**Source data**
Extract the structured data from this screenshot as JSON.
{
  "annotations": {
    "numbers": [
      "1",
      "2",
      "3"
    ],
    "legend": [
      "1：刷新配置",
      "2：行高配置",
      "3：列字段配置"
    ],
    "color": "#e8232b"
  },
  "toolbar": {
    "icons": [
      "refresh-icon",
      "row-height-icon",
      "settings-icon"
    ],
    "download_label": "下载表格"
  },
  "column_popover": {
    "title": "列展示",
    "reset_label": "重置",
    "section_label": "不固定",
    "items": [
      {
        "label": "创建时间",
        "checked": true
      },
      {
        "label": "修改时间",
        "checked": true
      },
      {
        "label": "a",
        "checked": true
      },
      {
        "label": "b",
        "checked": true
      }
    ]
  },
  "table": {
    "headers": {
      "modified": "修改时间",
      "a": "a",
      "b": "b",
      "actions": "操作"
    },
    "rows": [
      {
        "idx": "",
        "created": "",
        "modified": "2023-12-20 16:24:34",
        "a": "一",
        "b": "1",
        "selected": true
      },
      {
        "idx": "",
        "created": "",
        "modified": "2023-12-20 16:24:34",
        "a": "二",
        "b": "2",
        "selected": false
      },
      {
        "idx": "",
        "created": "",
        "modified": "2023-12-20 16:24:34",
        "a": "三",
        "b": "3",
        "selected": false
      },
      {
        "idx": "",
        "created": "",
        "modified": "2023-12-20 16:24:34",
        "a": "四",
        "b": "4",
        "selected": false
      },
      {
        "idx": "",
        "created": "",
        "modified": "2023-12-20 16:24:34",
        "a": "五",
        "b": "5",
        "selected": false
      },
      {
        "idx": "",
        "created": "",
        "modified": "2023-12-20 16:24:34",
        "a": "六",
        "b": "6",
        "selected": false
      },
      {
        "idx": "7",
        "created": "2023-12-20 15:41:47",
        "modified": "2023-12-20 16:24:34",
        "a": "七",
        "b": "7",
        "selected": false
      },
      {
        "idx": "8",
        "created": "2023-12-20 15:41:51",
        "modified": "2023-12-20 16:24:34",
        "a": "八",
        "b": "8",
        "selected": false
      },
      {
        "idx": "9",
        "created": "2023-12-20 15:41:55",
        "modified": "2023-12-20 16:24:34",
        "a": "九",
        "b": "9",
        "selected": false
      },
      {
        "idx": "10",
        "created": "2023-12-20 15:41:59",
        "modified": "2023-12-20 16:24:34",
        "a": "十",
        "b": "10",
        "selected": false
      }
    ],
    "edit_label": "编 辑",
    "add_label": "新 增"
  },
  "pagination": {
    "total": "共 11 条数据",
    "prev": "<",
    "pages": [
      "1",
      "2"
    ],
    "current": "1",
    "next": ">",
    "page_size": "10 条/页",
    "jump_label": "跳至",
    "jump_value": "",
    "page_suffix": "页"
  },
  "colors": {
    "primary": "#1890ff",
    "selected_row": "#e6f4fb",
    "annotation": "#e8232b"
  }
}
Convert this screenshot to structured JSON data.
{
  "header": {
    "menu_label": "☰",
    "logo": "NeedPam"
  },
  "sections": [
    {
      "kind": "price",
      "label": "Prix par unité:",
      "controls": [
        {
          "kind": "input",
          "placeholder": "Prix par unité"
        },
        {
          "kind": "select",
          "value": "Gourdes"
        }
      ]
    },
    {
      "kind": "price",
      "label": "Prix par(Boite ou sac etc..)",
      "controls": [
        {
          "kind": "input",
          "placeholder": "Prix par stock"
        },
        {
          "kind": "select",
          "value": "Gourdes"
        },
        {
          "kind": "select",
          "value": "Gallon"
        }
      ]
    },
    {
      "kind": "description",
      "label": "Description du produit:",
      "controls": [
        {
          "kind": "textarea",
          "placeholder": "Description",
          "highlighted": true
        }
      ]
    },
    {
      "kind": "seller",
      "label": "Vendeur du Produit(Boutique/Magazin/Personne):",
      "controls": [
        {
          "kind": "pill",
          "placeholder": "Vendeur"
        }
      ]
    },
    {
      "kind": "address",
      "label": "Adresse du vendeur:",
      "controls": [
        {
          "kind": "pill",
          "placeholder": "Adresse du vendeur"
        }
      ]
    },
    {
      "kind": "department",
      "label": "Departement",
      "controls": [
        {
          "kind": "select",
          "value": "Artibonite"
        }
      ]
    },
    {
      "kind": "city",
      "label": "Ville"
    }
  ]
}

**What is expected**
Output the whole listing above again, word for word.

**Expected answer**
Extract the structured data from this screenshot as JSON.
{
  "annotations": {
    "numbers": [
      "1",
      "2",
      "3"
    ],
    "legend": [
      "1：刷新配置",
      "2：行高配置",
      "3：列字段配置"
    ],
    "color": "#e8232b"
  },
  "toolbar": {
    "icons": [
      "refresh-icon",
      "row-height-icon",
      "settings-icon"
    ],
    "download_label": "下载表格"
  },
  "column_popover": {
    "title": "列展示",
    "reset_label": "重置",
    "section_label": "不固定",
    "items": [
      {
        "label": "创建时间",
        "checked": true
      },
      {
        "label": "修改时间",
        "checked": true
      },
      {
        "label": "a",
        "checked": true
      },
      {
        "label": "b",
        "checked": true
      }
    ]
  },
  "table": {
    "headers": {
      "modified": "修改时间",
      "a": "a",
      "b": "b",
      "actions": "操作"
    },
    "rows": [
      {
        "idx": "",
        "created": "",
        "modified": "2023-12-20 16:24:34",
        "a": "一",
        "b": "1",
        "selected": true
      },
      {
        "idx": "",
        "created": "",
        "modified": "2023-12-20 16:24:34",
        "a": "二",
        "b": "2",
        "selected": false
      },
      {
        "idx": "",
        "created": "",
        "modified": "2023-12-20 16:24:34",
        "a": "三",
        "b": "3",
        "selected": false
      },
      {
        "idx": "",
        "created": "",
        "modified": "2023-12-20 16:24:34",
        "a": "四",
        "b": "4",
        "selected": false
      },
      {
        "idx": "",
        "created": "",
        "modified": "2023-12-20 16:24:34",
        "a": "五",
        "b": "5",
        "selected": false
      },
      {
        "idx": "",
        "created": "",
        "modified": "2023-12-20 16:24:34",
        "a": "六",
        "b": "6",
        "selected": false
      },
      {
        "idx": "7",
        "created": "2023-12-20 15:41:47",
        "modified": "2023-12-20 16:24:34",
        "a": "七",
        "b": "7",
        "selected": false
      },
      {
        "idx": "8",
        "created": "2023-12-20 15:41:51",
        "modified": "2023-12-20 16:24:34",
        "a": "八",
        "b": "8",
        "selected": false
      },
      {
        "idx": "9",
        "created": "2023-12-20 15:41:55",
        "modified": "2023-12-20 16:24:34",
        "a": "九",
        "b": "9",
        "selected": false
      },
      {
        "idx": "10",
        "created": "2023-12-20 15:41:59",
        "modified": "2023-12-20 16:24:34",
        "a": "十",
        "b": "10",
        "selected": false
      }
    ],
    "edit_label": "编 辑",
    "add_label": "新 增"
  },
  "pagination": {
    "total": "共 11 条数据",
    "prev": "<",
    "pages": [
      "1",
      "2"
    ],
    "current": "1",
    "next": ">",
    "page_size": "10 条/页",
    "jump_label": "跳至",
    "jump_value": "",
    "page_suffix": "页"
  },
  "colors": {
    "primary": "#1890ff",
    "selected_row": "#e6f4fb",
    "annotation": "#e8232b"
  }
}
Convert this screenshot to structured JSON data.
{
  "header": {
    "menu_label": "☰",
    "logo": "NeedPam"
  },
  "sections": [
    {
      "kind": "price",
      "label": "Prix par unité:",
      "controls": [
        {
          "kind": "input",
          "placeholder": "Prix par unité"
        },
        {
          "kind": "select",
          "value": "Gourdes"
        }
      ]
    },
    {
      "kind": "price",
      "label": "Prix par(Boite ou sac etc..)",
      "controls": [
        {
          "kind": "input",
          "placeholder": "Prix par stock"
        },
        {
          "kind": "select",
          "value": "Gourdes"
        },
        {
          "kind": "select",
          "value": "Gallon"
        }
      ]
    },
    {
      "kind": "description",
      "label": "Description du produit:",
      "controls": [
        {
          "kind": "textarea",
          "placeholder": "Description",
          "highlighted": true
        }
      ]
    },
    {
      "kind": "seller",
      "label": "Vendeur du Produit(Boutique/Magazin/Personne):",
      "controls": [
        {
          "kind": "pill",
          "placeholder": "Vendeur"
        }
      ]
    },
    {
      "kind": "address",
      "label": "Adresse du vendeur:",
      "controls": [
        {
          "kind": "pill",
          "placeholder": "Adresse du vendeur"
        }
      ]
    },
    {
      "kind": "department",
      "label": "Departement",
      "controls": [
        {
          "kind": "select",
          "value": "Artibonite"
        }
      ]
    },
    {
      "kind": "city",
      "label": "Ville"
    }
  ]
}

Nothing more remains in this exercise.